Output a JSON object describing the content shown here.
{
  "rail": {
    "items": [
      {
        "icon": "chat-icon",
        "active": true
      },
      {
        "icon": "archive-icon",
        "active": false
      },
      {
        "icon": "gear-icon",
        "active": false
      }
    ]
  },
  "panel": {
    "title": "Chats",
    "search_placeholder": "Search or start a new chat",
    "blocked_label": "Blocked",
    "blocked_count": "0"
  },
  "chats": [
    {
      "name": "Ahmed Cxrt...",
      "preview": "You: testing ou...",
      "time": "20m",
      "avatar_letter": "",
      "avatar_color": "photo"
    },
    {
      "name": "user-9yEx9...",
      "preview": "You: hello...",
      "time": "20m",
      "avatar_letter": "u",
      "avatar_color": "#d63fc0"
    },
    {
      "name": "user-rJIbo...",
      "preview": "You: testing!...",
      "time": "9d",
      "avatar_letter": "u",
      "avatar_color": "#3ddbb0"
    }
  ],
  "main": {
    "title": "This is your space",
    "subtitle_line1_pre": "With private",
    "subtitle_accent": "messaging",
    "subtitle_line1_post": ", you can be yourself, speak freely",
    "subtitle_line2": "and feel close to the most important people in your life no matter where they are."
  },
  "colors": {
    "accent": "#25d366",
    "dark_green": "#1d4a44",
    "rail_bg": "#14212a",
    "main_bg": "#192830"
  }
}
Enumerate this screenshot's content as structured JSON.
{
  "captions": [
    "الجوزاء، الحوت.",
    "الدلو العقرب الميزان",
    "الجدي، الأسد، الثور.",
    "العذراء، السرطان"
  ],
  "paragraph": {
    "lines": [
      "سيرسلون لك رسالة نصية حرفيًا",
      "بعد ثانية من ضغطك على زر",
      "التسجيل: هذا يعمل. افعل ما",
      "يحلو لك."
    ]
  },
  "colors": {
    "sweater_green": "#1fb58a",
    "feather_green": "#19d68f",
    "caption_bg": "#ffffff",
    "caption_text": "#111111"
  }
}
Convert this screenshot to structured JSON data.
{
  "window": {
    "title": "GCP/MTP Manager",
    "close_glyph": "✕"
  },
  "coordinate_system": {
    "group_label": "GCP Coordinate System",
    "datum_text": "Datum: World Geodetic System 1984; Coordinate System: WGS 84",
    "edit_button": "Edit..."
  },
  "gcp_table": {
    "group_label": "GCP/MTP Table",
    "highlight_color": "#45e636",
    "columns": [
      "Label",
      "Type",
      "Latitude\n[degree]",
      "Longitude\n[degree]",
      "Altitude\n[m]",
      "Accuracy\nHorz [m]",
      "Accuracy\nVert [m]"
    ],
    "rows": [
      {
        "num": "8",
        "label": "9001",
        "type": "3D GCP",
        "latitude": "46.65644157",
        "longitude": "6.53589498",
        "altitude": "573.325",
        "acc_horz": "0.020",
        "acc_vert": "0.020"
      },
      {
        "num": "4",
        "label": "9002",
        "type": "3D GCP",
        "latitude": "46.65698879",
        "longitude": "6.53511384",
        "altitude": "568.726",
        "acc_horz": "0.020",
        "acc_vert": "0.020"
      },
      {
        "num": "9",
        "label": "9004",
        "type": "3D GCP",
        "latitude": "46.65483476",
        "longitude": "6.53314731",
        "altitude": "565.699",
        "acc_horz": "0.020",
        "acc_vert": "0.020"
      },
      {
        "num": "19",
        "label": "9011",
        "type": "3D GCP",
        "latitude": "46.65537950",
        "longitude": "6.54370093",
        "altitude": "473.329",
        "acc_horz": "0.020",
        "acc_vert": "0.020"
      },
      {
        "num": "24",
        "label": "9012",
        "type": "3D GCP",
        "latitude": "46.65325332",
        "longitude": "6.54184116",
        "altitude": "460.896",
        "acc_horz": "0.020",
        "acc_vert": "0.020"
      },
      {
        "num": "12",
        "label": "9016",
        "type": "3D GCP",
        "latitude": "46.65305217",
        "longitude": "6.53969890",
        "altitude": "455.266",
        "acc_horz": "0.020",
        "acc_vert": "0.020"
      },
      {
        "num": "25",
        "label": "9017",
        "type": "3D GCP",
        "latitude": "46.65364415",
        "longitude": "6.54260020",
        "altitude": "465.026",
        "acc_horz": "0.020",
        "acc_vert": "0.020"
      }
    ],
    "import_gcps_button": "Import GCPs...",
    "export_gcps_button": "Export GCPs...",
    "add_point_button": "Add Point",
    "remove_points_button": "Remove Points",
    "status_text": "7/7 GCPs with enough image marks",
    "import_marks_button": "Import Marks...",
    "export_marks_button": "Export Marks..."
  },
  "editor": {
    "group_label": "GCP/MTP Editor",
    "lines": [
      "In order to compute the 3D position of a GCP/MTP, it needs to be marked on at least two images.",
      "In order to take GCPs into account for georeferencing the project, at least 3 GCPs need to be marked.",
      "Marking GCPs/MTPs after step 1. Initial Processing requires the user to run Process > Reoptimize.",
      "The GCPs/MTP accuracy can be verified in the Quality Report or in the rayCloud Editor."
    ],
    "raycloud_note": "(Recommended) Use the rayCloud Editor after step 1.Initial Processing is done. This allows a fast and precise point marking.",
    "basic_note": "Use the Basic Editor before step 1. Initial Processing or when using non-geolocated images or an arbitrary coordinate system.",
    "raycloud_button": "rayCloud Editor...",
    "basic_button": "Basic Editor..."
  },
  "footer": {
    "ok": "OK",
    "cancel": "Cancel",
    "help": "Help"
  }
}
* * *
Quote the data above in full, changing nothing.

Written solution
Output a JSON object describing the content shown here.
{
  "rail": {
    "items": [
      {
        "icon": "chat-icon",
        "active": true
      },
      {
        "icon": "archive-icon",
        "active": false
      },
      {
        "icon": "gear-icon",
        "active": false
      }
    ]
  },
  "panel": {
    "title": "Chats",
    "search_placeholder": "Search or start a new chat",
    "blocked_label": "Blocked",
    "blocked_count": "0"
  },
  "chats": [
    {
      "name": "Ahmed Cxrt...",
      "preview": "You: testing ou...",
      "time": "20m",
      "avatar_letter": "",
      "avatar_color": "photo"
    },
    {
      "name": "user-9yEx9...",
      "preview": "You: hello...",
      "time": "20m",
      "avatar_letter": "u",
      "avatar_color": "#d63fc0"
    },
    {
      "name": "user-rJIbo...",
      "preview": "You: testing!...",
      "time": "9d",
      "avatar_letter": "u",
      "avatar_color": "#3ddbb0"
    }
  ],
  "main": {
    "title": "This is your space",
    "subtitle_line1_pre": "With private",
    "subtitle_accent": "messaging",
    "subtitle_line1_post": ", you can be yourself, speak freely",
    "subtitle_line2": "and feel close to the most important people in your life no matter where they are."
  },
  "colors": {
    "accent": "#25d366",
    "dark_green": "#1d4a44",
    "rail_bg": "#14212a",
    "main_bg": "#192830"
  }
}
Enumerate this screenshot's content as structured JSON.
{
  "captions": [
    "الجوزاء، الحوت.",
    "الدلو العقرب الميزان",
    "الجدي، الأسد، الثور.",
    "العذراء، السرطان"
  ],
  "paragraph": {
    "lines": [
      "سيرسلون لك رسالة نصية حرفيًا",
      "بعد ثانية من ضغطك على زر",
      "التسجيل: هذا يعمل. افعل ما",
      "يحلو لك."
    ]
  },
  "colors": {
    "sweater_green": "#1fb58a",
    "feather_green": "#19d68f",
    "caption_bg": "#ffffff",
    "caption_text": "#111111"
  }
}
Convert this screenshot to structured JSON data.
{
  "window": {
    "title": "GCP/MTP Manager",
    "close_glyph": "✕"
  },
  "coordinate_system": {
    "group_label": "GCP Coordinate System",
    "datum_text": "Datum: World Geodetic System 1984; Coordinate System: WGS 84",
    "edit_button": "Edit..."
  },
  "gcp_table": {
    "group_label": "GCP/MTP Table",
    "highlight_color": "#45e636",
    "columns": [
      "Label",
      "Type",
      "Latitude\n[degree]",
      "Longitude\n[degree]",
      "Altitude\n[m]",
      "Accuracy\nHorz [m]",
      "Accuracy\nVert [m]"
    ],
    "rows": [
      {
        "num": "8",
        "label": "9001",
        "type": "3D GCP",
        "latitude": "46.65644157",
        "longitude": "6.53589498",
        "altitude": "573.325",
        "acc_horz": "0.020",
        "acc_vert": "0.020"
      },
      {
        "num": "4",
        "label": "9002",
        "type": "3D GCP",
        "latitude": "46.65698879",
        "longitude": "6.53511384",
        "altitude": "568.726",
        "acc_horz": "0.020",
        "acc_vert": "0.020"
      },
      {
        "num": "9",
        "label": "9004",
        "type": "3D GCP",
        "latitude": "46.65483476",
        "longitude": "6.53314731",
        "altitude": "565.699",
        "acc_horz": "0.020",
        "acc_vert": "0.020"
      },
      {
        "num": "19",
        "label": "9011",
        "type": "3D GCP",
        "latitude": "46.65537950",
        "longitude": "6.54370093",
        "altitude": "473.329",
        "acc_horz": "0.020",
        "acc_vert": "0.020"
      },
      {
        "num": "24",
        "label": "9012",
        "type": "3D GCP",
        "latitude": "46.65325332",
        "longitude": "6.54184116",
        "altitude": "460.896",
        "acc_horz": "0.020",
        "acc_vert": "0.020"
      },
      {
        "num": "12",
        "label": "9016",
        "type": "3D GCP",
        "latitude": "46.65305217",
        "longitude": "6.53969890",
        "altitude": "455.266",
        "acc_horz": "0.020",
        "acc_vert": "0.020"
      },
      {
        "num": "25",
        "label": "9017",
        "type": "3D GCP",
        "latitude": "46.65364415",
        "longitude": "6.54260020",
        "altitude": "465.026",
        "acc_horz": "0.020",
        "acc_vert": "0.020"
      }
    ],
    "import_gcps_button": "Import GCPs...",
    "export_gcps_button": "Export GCPs...",
    "add_point_button": "Add Point",
    "remove_points_button": "Remove Points",
    "status_text": "7/7 GCPs with enough image marks",
    "import_marks_button": "Import Marks...",
    "export_marks_button": "Export Marks..."
  },
  "editor": {
    "group_label": "GCP/MTP Editor",
    "lines": [
      "In order to compute the 3D position of a GCP/MTP, it needs to be marked on at least two images.",
      "In order to take GCPs into account for georeferencing the project, at least 3 GCPs need to be marked.",
      "Marking GCPs/MTPs after step 1. Initial Processing requires the user to run Process > Reoptimize.",
      "The GCPs/MTP accuracy can be verified in the Quality Report or in the rayCloud Editor."
    ],
    "raycloud_note": "(Recommended) Use the rayCloud Editor after step 1.Initial Processing is done. This allows a fast and precise point marking.",
    "basic_note": "Use the Basic Editor before step 1. Initial Processing or when using non-geolocated images or an arbitrary coordinate system.",
    "raycloud_button": "rayCloud Editor...",
    "basic_button": "Basic Editor..."
  },
  "footer": {
    "ok": "OK",
    "cancel": "Cancel",
    "help": "Help"
  }
}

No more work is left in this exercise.